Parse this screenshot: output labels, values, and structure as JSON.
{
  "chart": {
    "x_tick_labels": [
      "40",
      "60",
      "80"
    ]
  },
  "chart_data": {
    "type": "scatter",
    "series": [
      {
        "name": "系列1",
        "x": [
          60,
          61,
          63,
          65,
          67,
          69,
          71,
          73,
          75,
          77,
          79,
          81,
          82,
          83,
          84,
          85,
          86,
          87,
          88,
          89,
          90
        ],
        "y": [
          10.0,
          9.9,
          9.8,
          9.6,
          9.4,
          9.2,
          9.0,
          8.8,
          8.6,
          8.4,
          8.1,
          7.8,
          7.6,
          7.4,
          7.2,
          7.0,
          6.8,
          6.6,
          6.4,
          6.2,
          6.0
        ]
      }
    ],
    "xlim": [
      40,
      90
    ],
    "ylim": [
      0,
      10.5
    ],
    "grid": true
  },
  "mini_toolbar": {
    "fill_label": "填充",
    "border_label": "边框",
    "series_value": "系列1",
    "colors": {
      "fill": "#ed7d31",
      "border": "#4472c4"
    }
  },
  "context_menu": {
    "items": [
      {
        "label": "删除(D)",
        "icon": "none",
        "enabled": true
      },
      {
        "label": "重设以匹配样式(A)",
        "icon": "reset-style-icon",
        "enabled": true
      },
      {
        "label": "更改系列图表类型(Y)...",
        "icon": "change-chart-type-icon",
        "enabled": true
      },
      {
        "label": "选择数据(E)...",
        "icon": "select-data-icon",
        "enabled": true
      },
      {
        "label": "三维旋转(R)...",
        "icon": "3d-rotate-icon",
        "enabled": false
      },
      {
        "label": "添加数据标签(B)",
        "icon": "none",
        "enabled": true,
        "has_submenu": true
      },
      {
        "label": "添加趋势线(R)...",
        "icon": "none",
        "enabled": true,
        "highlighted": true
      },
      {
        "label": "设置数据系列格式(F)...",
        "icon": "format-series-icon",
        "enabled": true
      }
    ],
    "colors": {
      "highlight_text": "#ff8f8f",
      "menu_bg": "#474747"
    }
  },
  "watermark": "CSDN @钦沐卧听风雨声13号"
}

- - - -

GIVEN REQUEST
Write out every record shown above, word for word.

WORKED ANSWER
Parse this screenshot: output labels, values, and structure as JSON.
{
  "chart": {
    "x_tick_labels": [
      "40",
      "60",
      "80"
    ]
  },
  "chart_data": {
    "type": "scatter",
    "series": [
      {
        "name": "系列1",
        "x": [
          60,
          61,
          63,
          65,
          67,
          69,
          71,
          73,
          75,
          77,
          79,
          81,
          82,
          83,
          84,
          85,
          86,
          87,
          88,
          89,
          90
        ],
        "y": [
          10.0,
          9.9,
          9.8,
          9.6,
          9.4,
          9.2,
          9.0,
          8.8,
          8.6,
          8.4,
          8.1,
          7.8,
          7.6,
          7.4,
          7.2,
          7.0,
          6.8,
          6.6,
          6.4,
          6.2,
          6.0
        ]
      }
    ],
    "xlim": [
      40,
      90
    ],
    "ylim": [
      0,
      10.5
    ],
    "grid": true
  },
  "mini_toolbar": {
    "fill_label": "填充",
    "border_label": "边框",
    "series_value": "系列1",
    "colors": {
      "fill": "#ed7d31",
      "border": "#4472c4"
    }
  },
  "context_menu": {
    "items": [
      {
        "label": "删除(D)",
        "icon": "none",
        "enabled": true
      },
      {
        "label": "重设以匹配样式(A)",
        "icon": "reset-style-icon",
        "enabled": true
      },
      {
        "label": "更改系列图表类型(Y)...",
        "icon": "change-chart-type-icon",
        "enabled": true
      },
      {
        "label": "选择数据(E)...",
        "icon": "select-data-icon",
        "enabled": true
      },
      {
        "label": "三维旋转(R)...",
        "icon": "3d-rotate-icon",
        "enabled": false
      },
      {
        "label": "添加数据标签(B)",
        "icon": "none",
        "enabled": true,
        "has_submenu": true
      },
      {
        "label": "添加趋势线(R)...",
        "icon": "none",
        "enabled": true,
        "highlighted": true
      },
      {
        "label": "设置数据系列格式(F)...",
        "icon": "format-series-icon",
        "enabled": true
      }
    ],
    "colors": {
      "highlight_text": "#ff8f8f",
      "menu_bg": "#474747"
    }
  },
  "watermark": "CSDN @钦沐卧听风雨声13号"
}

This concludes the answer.